- [SOURCE TEXT]:

○ ○ ○ ○ ○

This function will read in the metadata file for a chosen dataset and create
a summary plot. It will ask a user to select a table from this dataset to
process, and loop through all the variables in this table, asking the user to
map (categorise) each variable to one or more domains. The domains will
appear in the Plots tab for the user's reference.
These categorisations will be saved to a csv file, alongside a log file which
summarises the session details. To speed up this process, some
auto-categorisations will be made by the function for commonly occurring
variables, and categorisations for the same variable can be copied from one
table to another.
Example inputs are provided within the package data, for the user to run this
function in a demo mode. Refer to the package website for more guidance.
Usage
metadata_map(
metadata_file = NULL,
domain_file = NULL,
look_up_file = NULL,
output_dir = getwd(),
table_copy = TRUE,
long_output = TRUE,
demo_number = 5,
quiet = FALSE
)
Arguments
- metadata_file
This should be a csv download from HDRUK gateway (in the form of ID_Dataset_Metadata.csv). Run '?mapmetadata::metadata' to see how the metadata_file for the demo was created.
- domain_file
This should be a csv file created by the user, with two columns (Domain_Code and Domain_Name). Run '?mapmetadata::domain_list' to see how the domain_file for the demo was created.
- look_up_file
The lookup file makes auto-categorisations intended for variables that appear regularly in health datasets. It only works for 1:1 mappings right now, i.e. variable should only be listed once in the file. Run '?mapmetadata::look_up' to see how the default look_up was created.
- output_dir
The path to the directory where the two csv output files will be saved. Default is the current working directory.
- table_copy
Turn on copying between tables (default TRUE). If TRUE, categorisations you made for all other tables in this dataset will be copied over (if 'OUTPUT_' files are found in output_dir). This can be useful when the same variables appear across multiple tables within one dataset; copying from one table to the next will save the user time, and ensure consistency of categorisations across tables.
- long_output
Run map_convert.R to create a new longer output. Default is TRUE.
- demo_number
How many table variables to loop through in the demo. Default is 5. 'L-OUTPUT_' which gives each categorisation its own row. Default is TRUE.
- quiet
Default is FALSE. Change to TRUE to quiet the cli_alert_info and cli_alert_success messages.
Value
A html plot summarising the dataset. Various csv and png outputs to summarise the user's mapping session for a specific table in the dataset.
Examples
# Demo run requires no function inputs but requires user interaction.
# See package documentation to guide user inputs.
if(interactive()) {
temp_output_dir <- tempdir()
metadata_map(output_dir = temp_output_dir)
}

○ ○ ○ ○ ○

- [TASK INPUT]:
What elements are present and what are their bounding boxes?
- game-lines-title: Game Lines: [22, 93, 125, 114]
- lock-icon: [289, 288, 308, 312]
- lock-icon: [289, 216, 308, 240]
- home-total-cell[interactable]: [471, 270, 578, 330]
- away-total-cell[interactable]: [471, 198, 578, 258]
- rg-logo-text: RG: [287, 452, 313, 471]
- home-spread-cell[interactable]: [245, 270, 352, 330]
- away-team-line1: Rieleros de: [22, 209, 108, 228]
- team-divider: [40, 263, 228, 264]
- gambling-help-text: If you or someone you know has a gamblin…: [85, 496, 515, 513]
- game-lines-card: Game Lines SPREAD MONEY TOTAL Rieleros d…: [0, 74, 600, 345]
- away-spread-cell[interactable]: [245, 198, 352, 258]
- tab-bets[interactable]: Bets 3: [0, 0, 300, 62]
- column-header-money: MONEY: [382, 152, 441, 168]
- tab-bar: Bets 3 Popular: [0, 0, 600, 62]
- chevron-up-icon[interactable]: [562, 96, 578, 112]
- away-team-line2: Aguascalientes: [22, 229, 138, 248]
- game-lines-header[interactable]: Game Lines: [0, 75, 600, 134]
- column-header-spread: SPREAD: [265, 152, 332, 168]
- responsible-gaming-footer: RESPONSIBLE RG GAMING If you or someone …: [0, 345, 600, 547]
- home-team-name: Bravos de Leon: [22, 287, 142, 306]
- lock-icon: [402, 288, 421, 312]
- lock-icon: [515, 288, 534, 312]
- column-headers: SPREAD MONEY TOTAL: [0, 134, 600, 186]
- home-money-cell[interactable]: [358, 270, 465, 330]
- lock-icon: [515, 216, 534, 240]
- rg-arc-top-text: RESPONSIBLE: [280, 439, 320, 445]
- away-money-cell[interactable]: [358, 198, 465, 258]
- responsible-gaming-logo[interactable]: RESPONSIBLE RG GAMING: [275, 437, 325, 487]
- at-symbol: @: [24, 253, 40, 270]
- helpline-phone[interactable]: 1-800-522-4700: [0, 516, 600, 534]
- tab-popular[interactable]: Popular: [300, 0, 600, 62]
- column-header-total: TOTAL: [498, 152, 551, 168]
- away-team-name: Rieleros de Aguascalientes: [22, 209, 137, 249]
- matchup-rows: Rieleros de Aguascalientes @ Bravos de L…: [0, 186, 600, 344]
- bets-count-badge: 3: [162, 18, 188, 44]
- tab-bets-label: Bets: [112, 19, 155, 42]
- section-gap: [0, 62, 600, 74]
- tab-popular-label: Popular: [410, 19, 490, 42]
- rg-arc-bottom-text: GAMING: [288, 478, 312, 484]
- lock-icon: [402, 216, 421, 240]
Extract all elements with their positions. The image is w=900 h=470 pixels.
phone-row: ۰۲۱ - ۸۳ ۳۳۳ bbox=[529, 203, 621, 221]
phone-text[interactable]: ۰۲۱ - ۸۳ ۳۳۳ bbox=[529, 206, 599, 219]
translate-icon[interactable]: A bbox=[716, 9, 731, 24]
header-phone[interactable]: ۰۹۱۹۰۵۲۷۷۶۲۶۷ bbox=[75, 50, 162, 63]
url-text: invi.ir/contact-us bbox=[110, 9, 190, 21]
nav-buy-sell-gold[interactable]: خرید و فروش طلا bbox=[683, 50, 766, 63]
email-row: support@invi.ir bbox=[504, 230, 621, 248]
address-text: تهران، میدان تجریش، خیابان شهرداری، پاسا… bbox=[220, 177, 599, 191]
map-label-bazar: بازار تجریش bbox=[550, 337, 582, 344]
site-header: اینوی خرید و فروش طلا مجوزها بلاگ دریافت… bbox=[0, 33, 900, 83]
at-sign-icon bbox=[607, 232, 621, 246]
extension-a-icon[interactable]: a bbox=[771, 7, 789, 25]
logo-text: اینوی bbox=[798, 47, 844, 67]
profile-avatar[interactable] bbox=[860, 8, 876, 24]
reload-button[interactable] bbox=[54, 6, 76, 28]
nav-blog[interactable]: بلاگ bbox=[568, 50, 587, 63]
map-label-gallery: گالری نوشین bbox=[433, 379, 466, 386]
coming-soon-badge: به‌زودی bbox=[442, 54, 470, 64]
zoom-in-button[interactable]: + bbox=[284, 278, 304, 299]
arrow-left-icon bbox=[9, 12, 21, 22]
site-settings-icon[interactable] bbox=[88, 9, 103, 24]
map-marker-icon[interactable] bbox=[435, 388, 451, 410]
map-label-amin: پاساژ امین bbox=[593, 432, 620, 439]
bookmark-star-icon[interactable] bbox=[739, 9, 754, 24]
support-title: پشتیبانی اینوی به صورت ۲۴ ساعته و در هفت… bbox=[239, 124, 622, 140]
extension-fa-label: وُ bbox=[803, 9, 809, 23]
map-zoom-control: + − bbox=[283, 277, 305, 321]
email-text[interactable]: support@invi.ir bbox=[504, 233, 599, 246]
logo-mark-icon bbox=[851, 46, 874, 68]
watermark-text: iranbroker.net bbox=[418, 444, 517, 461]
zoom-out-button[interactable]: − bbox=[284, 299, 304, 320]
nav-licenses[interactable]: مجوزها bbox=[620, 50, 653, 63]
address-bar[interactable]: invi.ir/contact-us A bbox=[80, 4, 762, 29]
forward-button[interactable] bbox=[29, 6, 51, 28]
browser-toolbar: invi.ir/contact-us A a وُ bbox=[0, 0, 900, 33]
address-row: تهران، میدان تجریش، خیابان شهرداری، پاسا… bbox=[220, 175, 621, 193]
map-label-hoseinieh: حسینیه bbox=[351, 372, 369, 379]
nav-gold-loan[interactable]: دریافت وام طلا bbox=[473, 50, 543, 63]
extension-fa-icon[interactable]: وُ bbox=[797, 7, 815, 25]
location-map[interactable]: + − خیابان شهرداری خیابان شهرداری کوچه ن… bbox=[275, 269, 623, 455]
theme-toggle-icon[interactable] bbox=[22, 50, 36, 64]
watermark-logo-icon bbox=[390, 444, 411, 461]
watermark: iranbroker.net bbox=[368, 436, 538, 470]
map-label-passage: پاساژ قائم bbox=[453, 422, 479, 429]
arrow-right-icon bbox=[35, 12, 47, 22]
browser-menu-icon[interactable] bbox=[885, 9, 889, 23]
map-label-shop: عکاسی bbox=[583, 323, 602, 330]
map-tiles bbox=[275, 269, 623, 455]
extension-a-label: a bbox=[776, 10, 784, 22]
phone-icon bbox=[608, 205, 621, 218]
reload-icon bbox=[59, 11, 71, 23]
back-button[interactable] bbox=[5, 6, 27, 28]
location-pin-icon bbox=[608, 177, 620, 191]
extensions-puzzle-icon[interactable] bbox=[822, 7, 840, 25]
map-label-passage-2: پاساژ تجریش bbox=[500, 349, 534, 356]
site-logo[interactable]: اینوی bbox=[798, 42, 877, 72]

○ ○ ○ ○ ○

- [GIVEN EXERCISE A]: From the metadata_map documentation, quote the passage that begins with the words "- output_dir" and ends after "categorisations across tables.".
- [GIVEN EXERCISE B]: Copy every line in the records that contains the string "اینوی", matching case exactly.

- [TASK RESULT A]:
- output_dir
The path to the directory where the two csv output files will be saved. Default is the current working directory.
- table_copy
Turn on copying between tables (default TRUE). If TRUE, categorisations you made for all other tables in this dataset will be copied over (if 'OUTPUT_' files are found in output_dir). This can be useful when the same variables appear across multiple tables within one dataset; copying from one table to the next will save the user time, and ensure consistency of categorisations across tables.

- [TASK RESULT B]:
site-header: اینوی خرید و فروش طلا مجوزها بلاگ دریافت… bbox=[0, 33, 900, 83]
logo-text: اینوی bbox=[798, 47, 844, 67]
support-title: پشتیبانی اینوی به صورت ۲۴ ساعته و در هفت… bbox=[239, 124, 622, 140]
site-logo[interactable]: اینوی bbox=[798, 42, 877, 72]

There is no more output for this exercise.